**PROBLEM TO WORK ON**
Determine which lines contain the word "name", then copy those lines.

**INFORMATION GIVEN**
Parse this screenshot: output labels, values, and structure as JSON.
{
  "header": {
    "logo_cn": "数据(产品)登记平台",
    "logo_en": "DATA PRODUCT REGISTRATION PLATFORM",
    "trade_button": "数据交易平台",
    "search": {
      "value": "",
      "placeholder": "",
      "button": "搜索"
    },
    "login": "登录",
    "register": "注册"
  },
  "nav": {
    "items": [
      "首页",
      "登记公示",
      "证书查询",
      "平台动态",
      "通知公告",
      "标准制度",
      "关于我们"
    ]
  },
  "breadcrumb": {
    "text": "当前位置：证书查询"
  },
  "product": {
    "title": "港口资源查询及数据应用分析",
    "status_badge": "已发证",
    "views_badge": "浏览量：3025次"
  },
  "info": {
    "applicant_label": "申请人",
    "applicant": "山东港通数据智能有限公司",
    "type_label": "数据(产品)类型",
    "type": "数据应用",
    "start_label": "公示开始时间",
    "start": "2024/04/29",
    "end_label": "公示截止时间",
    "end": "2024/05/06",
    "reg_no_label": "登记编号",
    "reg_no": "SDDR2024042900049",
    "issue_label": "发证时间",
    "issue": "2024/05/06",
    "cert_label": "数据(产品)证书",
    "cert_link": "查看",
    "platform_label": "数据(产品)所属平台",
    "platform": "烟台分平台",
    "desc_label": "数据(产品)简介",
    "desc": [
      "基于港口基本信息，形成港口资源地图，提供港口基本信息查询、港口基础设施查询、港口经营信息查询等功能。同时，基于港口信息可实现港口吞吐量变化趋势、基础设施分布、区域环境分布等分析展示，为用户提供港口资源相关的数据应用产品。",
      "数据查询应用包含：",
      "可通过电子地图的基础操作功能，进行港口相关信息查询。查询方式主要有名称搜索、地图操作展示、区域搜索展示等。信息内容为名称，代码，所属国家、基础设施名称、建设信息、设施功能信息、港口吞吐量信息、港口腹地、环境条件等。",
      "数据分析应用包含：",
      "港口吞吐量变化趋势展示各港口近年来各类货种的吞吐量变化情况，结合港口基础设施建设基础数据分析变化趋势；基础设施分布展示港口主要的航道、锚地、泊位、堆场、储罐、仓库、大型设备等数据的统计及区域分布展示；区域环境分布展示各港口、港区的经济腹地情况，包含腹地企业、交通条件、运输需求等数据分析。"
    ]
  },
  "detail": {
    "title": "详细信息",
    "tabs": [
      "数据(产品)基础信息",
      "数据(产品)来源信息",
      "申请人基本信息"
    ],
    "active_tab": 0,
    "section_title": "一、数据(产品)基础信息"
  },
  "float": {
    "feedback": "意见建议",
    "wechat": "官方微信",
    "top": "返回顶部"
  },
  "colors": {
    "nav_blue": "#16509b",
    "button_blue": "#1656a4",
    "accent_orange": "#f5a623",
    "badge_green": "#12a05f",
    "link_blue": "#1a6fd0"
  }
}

...

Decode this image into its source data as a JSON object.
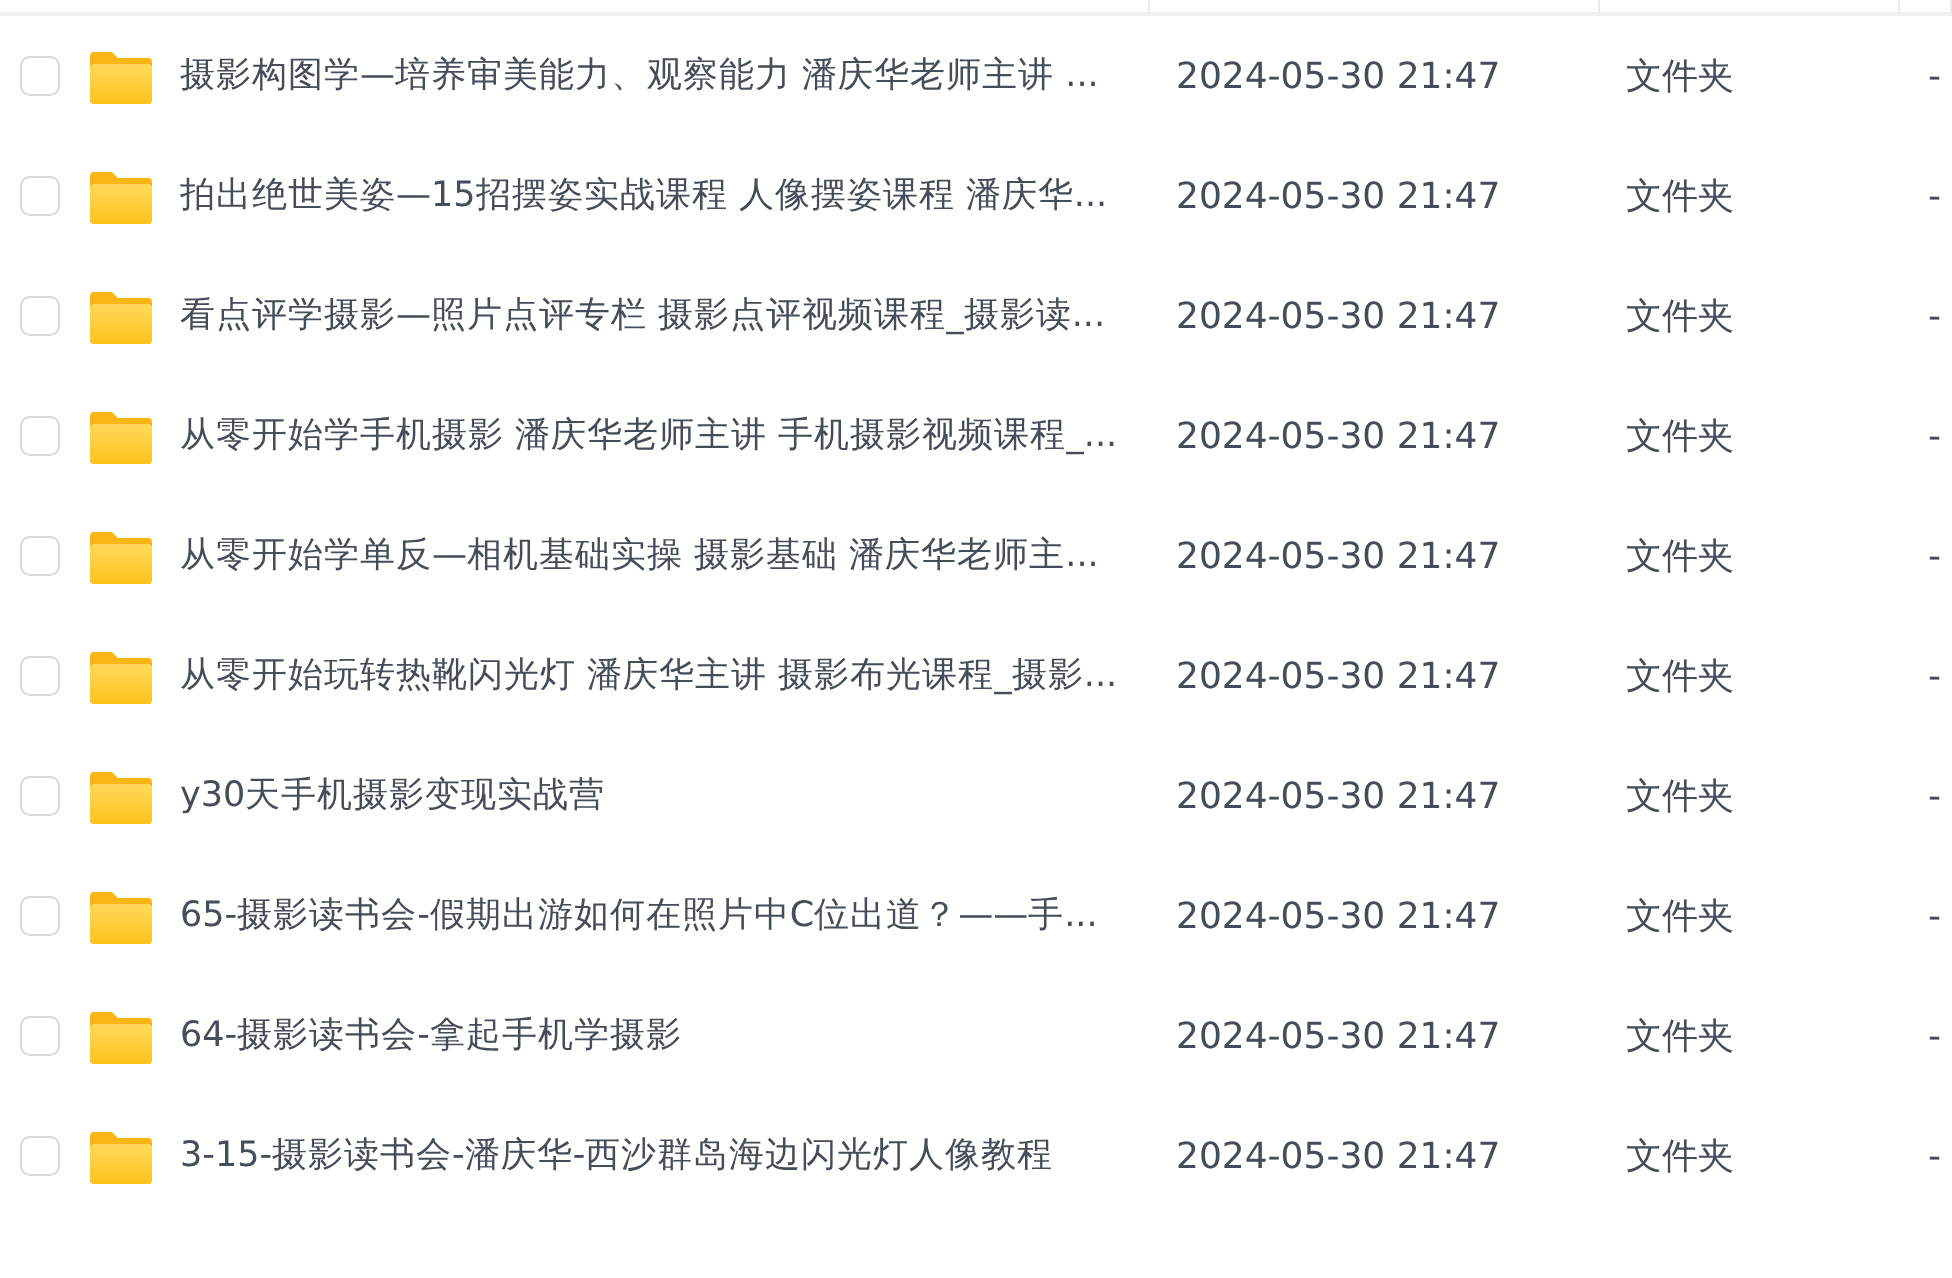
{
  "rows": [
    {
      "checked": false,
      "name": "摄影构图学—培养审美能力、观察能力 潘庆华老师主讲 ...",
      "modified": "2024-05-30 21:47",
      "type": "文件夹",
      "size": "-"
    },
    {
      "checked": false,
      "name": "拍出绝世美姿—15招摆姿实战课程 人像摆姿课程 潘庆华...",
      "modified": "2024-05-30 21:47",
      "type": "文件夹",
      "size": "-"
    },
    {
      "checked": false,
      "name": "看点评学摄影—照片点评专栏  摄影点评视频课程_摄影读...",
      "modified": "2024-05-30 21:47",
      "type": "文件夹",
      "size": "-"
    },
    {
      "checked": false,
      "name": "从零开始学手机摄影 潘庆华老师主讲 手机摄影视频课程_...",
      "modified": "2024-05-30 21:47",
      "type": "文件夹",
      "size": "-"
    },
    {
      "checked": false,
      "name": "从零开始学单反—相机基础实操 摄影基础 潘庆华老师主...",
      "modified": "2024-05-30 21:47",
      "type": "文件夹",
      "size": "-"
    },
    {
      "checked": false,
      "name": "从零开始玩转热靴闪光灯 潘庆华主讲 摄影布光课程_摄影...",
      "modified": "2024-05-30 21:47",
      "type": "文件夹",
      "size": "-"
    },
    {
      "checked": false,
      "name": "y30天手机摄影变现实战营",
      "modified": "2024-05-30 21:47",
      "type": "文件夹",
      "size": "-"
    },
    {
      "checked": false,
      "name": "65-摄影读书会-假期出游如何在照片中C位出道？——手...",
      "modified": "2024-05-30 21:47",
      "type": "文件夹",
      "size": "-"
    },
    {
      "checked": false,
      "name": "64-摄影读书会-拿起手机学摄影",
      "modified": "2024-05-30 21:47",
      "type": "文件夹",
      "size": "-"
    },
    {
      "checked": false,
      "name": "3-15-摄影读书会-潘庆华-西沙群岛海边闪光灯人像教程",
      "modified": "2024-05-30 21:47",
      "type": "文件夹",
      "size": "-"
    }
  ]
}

**WRITTEN ANSWER**
      "name": "摄影构图学—培养审美能力、观察能力 潘庆华老师主讲 ...",
      "name": "拍出绝世美姿—15招摆姿实战课程 人像摆姿课程 潘庆华...",
      "name": "看点评学摄影—照片点评专栏  摄影点评视频课程_摄影读...",
      "name": "从零开始学手机摄影 潘庆华老师主讲 手机摄影视频课程_...",
      "name": "从零开始学单反—相机基础实操 摄影基础 潘庆华老师主...",
      "name": "从零开始玩转热靴闪光灯 潘庆华主讲 摄影布光课程_摄影...",
      "name": "y30天手机摄影变现实战营",
      "name": "65-摄影读书会-假期出游如何在照片中C位出道？——手...",
      "name": "64-摄影读书会-拿起手机学摄影",
      "name": "3-15-摄影读书会-潘庆华-西沙群岛海边闪光灯人像教程",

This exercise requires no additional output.